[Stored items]
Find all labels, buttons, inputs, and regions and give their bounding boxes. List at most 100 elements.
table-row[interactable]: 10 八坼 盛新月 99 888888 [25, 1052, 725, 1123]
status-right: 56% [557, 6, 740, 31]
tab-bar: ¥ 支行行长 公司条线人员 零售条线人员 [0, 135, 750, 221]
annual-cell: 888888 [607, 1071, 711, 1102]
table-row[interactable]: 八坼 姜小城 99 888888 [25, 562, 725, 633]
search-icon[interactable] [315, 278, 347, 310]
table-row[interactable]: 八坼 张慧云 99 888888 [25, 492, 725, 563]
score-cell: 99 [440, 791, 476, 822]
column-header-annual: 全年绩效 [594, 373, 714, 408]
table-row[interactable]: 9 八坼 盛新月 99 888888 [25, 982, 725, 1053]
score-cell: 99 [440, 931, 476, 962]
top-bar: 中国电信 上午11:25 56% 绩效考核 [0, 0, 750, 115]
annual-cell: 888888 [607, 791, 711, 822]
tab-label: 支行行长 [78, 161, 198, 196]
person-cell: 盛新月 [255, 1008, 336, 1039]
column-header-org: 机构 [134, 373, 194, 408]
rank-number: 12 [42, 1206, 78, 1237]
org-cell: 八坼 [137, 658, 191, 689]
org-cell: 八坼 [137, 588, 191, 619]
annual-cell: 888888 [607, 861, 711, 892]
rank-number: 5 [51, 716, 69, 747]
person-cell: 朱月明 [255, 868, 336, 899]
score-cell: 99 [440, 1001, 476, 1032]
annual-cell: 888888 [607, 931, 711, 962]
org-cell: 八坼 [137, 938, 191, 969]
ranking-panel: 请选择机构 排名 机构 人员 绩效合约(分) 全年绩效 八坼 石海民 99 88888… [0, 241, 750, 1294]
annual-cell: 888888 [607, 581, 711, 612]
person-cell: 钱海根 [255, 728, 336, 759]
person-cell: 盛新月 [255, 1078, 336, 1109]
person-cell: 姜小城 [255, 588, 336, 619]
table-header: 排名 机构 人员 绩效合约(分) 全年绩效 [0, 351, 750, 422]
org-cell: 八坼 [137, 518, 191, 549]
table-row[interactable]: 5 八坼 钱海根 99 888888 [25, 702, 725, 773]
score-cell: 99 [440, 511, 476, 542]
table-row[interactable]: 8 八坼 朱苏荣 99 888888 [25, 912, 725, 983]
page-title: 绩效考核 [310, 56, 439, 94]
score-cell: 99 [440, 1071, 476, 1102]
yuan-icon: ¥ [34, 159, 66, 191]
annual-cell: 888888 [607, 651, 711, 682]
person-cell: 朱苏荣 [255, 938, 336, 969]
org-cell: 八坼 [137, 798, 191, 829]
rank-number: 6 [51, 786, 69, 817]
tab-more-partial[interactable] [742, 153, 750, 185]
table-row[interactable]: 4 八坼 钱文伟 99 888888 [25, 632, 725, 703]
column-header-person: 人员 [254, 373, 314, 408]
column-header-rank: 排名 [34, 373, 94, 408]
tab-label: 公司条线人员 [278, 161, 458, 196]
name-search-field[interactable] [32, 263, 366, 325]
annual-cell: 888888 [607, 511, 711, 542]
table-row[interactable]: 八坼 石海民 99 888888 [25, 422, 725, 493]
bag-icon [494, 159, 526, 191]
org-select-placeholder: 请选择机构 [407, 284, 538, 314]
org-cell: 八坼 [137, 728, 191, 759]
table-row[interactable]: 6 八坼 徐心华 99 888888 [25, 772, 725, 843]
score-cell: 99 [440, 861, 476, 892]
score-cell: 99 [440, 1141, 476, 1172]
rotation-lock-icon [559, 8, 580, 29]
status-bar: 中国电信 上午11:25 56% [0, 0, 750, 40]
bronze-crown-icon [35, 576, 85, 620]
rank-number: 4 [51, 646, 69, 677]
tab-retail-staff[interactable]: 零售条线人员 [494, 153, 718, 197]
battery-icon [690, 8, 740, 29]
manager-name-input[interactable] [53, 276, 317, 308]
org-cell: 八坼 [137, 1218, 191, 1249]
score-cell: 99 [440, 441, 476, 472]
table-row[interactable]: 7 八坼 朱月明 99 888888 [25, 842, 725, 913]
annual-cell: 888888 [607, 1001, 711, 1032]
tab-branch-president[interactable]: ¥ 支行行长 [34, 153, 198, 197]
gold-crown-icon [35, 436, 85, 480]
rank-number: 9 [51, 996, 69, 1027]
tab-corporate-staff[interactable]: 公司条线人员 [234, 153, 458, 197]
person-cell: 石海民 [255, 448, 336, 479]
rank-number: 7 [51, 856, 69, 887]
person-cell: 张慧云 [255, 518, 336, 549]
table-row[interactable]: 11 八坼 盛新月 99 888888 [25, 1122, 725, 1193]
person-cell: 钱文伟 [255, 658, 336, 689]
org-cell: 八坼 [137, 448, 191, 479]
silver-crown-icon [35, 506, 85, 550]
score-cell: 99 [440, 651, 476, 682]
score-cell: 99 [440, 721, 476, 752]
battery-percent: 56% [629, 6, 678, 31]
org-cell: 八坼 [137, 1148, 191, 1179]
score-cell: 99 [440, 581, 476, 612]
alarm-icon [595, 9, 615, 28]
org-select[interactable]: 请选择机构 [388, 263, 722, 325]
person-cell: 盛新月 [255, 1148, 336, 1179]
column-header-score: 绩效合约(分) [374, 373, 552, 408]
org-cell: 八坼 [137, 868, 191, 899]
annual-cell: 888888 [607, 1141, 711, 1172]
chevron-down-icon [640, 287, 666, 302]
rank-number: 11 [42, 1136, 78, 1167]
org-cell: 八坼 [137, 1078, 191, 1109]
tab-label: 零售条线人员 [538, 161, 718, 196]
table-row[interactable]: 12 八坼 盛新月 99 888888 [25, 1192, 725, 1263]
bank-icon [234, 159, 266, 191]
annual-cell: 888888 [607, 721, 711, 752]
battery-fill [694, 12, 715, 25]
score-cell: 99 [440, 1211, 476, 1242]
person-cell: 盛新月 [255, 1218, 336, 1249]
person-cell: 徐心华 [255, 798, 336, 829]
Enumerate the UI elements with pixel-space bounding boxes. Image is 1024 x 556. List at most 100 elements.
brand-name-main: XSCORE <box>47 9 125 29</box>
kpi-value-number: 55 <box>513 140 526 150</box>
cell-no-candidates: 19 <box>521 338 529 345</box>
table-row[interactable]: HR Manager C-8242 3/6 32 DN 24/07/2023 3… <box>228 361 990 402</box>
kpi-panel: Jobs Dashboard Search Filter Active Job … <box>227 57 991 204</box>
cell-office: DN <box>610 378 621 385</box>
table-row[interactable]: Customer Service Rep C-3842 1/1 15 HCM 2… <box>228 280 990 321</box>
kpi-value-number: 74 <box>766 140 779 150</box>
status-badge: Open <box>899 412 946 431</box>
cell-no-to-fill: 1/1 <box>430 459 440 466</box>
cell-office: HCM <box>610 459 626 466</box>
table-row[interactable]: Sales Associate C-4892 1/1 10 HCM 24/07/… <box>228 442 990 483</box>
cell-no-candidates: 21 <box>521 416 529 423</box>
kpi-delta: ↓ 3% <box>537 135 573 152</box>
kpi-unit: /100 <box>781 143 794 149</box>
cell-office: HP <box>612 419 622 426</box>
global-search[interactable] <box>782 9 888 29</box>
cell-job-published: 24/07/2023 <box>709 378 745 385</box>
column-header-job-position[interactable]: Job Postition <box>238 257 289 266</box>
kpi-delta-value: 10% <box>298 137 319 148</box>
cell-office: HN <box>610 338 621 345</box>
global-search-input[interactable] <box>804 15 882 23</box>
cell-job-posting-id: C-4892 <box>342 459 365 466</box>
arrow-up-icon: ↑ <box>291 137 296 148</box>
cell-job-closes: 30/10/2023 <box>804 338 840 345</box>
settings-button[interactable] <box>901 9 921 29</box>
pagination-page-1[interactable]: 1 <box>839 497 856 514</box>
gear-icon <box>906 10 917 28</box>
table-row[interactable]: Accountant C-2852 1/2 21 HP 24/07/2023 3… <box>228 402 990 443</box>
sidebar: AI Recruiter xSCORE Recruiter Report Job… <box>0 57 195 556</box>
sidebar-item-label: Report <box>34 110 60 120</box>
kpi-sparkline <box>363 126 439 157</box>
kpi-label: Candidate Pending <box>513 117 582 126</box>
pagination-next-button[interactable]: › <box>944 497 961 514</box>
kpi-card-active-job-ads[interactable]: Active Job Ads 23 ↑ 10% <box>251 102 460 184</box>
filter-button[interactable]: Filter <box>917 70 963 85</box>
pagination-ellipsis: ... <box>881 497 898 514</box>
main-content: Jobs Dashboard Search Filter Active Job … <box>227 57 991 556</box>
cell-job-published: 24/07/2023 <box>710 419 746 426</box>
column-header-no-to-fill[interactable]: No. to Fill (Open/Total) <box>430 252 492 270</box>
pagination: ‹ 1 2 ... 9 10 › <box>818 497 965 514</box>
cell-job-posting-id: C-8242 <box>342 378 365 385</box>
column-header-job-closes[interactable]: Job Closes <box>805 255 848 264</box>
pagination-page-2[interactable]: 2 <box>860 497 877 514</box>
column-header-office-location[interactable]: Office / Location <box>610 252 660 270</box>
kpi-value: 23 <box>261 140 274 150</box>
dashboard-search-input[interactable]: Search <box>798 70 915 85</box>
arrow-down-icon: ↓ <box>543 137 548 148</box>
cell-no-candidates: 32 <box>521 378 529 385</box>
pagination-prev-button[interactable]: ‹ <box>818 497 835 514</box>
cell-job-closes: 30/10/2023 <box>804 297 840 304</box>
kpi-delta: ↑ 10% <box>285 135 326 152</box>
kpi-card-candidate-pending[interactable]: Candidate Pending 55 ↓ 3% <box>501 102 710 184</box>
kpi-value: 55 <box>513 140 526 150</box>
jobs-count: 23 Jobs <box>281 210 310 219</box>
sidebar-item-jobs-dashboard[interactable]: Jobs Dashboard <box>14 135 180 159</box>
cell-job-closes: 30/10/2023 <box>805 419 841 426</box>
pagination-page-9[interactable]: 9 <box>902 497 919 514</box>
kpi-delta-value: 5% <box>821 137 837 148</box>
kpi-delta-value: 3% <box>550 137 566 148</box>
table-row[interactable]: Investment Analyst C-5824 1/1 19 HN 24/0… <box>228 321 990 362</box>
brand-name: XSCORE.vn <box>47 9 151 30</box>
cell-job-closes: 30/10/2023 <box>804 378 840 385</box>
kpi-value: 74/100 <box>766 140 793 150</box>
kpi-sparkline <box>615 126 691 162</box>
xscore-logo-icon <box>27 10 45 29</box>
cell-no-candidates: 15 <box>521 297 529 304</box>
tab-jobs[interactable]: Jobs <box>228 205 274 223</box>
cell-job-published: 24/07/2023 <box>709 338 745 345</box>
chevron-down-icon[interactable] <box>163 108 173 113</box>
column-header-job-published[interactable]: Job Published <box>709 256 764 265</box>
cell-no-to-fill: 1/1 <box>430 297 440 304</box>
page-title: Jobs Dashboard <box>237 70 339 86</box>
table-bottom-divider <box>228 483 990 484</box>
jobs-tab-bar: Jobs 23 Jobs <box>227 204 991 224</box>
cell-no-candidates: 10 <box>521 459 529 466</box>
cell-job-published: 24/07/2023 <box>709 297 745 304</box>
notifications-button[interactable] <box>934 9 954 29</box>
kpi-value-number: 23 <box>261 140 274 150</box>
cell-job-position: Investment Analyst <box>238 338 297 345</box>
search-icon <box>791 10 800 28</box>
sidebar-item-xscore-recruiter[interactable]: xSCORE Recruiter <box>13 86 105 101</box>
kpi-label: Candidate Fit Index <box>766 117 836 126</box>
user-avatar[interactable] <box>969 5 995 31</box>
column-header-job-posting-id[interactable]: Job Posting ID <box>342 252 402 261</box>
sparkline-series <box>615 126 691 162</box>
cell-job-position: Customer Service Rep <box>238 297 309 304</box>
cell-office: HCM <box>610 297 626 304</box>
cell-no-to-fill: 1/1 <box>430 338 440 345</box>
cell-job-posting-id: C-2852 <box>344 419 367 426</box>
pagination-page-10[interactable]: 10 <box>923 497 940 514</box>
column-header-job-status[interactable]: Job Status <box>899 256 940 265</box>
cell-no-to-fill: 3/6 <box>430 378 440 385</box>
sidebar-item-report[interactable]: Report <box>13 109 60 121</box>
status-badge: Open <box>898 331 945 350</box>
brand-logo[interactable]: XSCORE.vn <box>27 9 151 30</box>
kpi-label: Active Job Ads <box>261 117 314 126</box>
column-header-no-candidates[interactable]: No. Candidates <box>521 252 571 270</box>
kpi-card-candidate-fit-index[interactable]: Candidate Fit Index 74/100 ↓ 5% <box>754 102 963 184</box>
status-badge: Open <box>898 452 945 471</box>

## Exercise description
Reproduce the material from its first line through the line containing "table-row[interactable]: 4 八坼", including both of those lines.

## Written response
Find all labels, buttons, inputs, and regions and give their bounding boxes. List at most 100 elements.
table-row[interactable]: 10 八坼 盛新月 99 888888 [25, 1052, 725, 1123]
status-right: 56% [557, 6, 740, 31]
tab-bar: ¥ 支行行长 公司条线人员 零售条线人员 [0, 135, 750, 221]
annual-cell: 888888 [607, 1071, 711, 1102]
table-row[interactable]: 八坼 姜小城 99 888888 [25, 562, 725, 633]
search-icon[interactable] [315, 278, 347, 310]
table-row[interactable]: 八坼 张慧云 99 888888 [25, 492, 725, 563]
score-cell: 99 [440, 791, 476, 822]
column-header-annual: 全年绩效 [594, 373, 714, 408]
table-row[interactable]: 9 八坼 盛新月 99 888888 [25, 982, 725, 1053]
score-cell: 99 [440, 931, 476, 962]
top-bar: 中国电信 上午11:25 56% 绩效考核 [0, 0, 750, 115]
annual-cell: 888888 [607, 791, 711, 822]
tab-label: 支行行长 [78, 161, 198, 196]
person-cell: 盛新月 [255, 1008, 336, 1039]
column-header-org: 机构 [134, 373, 194, 408]
rank-number: 12 [42, 1206, 78, 1237]
org-cell: 八坼 [137, 658, 191, 689]
org-cell: 八坼 [137, 588, 191, 619]
annual-cell: 888888 [607, 861, 711, 892]
rank-number: 5 [51, 716, 69, 747]
person-cell: 朱月明 [255, 868, 336, 899]
score-cell: 99 [440, 1001, 476, 1032]
annual-cell: 888888 [607, 931, 711, 962]
org-cell: 八坼 [137, 938, 191, 969]
ranking-panel: 请选择机构 排名 机构 人员 绩效合约(分) 全年绩效 八坼 石海民 99 88888… [0, 241, 750, 1294]
annual-cell: 888888 [607, 581, 711, 612]
person-cell: 钱海根 [255, 728, 336, 759]
person-cell: 盛新月 [255, 1078, 336, 1109]
person-cell: 姜小城 [255, 588, 336, 619]
table-header: 排名 机构 人员 绩效合约(分) 全年绩效 [0, 351, 750, 422]
org-cell: 八坼 [137, 518, 191, 549]
table-row[interactable]: 5 八坼 钱海根 99 888888 [25, 702, 725, 773]
score-cell: 99 [440, 511, 476, 542]
table-row[interactable]: 8 八坼 朱苏荣 99 888888 [25, 912, 725, 983]
page-title: 绩效考核 [310, 56, 439, 94]
score-cell: 99 [440, 1071, 476, 1102]
yuan-icon: ¥ [34, 159, 66, 191]
annual-cell: 888888 [607, 651, 711, 682]
person-cell: 朱苏荣 [255, 938, 336, 969]
org-cell: 八坼 [137, 798, 191, 829]
rank-number: 6 [51, 786, 69, 817]
tab-more-partial[interactable] [742, 153, 750, 185]
table-row[interactable]: 4 八坼 钱文伟 99 888888 [25, 632, 725, 703]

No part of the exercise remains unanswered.